--- start Supplied records ---

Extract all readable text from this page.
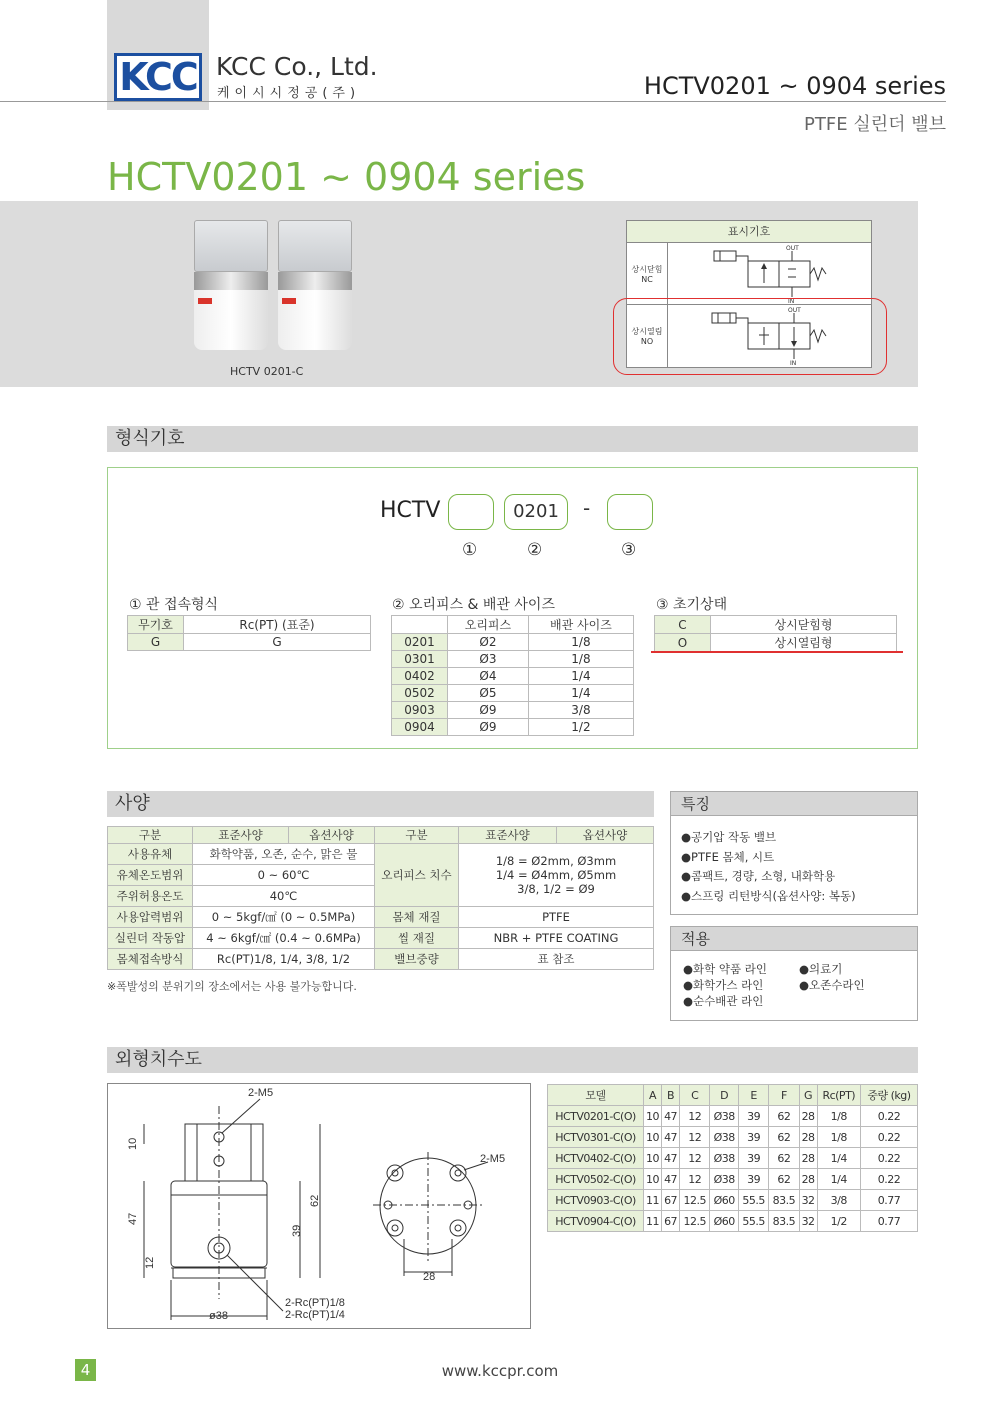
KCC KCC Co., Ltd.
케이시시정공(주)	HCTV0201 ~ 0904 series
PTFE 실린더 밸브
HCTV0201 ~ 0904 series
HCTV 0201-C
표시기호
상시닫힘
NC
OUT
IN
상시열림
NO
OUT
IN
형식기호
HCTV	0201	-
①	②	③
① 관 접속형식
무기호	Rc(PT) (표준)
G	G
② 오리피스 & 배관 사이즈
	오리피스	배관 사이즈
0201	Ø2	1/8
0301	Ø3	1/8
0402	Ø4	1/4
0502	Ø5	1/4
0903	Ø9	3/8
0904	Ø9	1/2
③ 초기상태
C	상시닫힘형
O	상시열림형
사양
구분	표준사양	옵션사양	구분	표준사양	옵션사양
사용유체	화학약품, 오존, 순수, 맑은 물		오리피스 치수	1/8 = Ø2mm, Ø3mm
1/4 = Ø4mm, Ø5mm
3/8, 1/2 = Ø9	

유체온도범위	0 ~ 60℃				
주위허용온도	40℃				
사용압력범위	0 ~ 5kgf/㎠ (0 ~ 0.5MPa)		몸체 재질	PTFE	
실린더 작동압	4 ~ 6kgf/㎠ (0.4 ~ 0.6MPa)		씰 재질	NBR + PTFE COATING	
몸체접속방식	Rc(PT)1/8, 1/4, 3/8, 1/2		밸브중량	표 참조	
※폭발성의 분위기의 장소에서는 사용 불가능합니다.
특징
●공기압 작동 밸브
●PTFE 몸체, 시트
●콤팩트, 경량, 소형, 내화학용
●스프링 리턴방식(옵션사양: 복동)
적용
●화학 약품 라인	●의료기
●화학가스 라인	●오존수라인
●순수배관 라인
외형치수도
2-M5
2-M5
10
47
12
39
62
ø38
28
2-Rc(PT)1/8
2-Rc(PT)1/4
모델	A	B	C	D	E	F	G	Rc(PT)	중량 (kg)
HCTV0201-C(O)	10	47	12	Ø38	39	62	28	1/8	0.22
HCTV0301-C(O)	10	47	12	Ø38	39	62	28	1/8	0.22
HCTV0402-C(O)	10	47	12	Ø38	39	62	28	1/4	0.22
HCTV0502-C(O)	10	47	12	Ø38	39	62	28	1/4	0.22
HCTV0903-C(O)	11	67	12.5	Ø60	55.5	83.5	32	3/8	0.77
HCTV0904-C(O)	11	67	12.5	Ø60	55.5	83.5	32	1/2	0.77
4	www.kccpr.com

--- end Supplied records ---

Task instructions =>
Reply with one number only: the count of lines in the entries that contain "오리피스".

Reply =>
3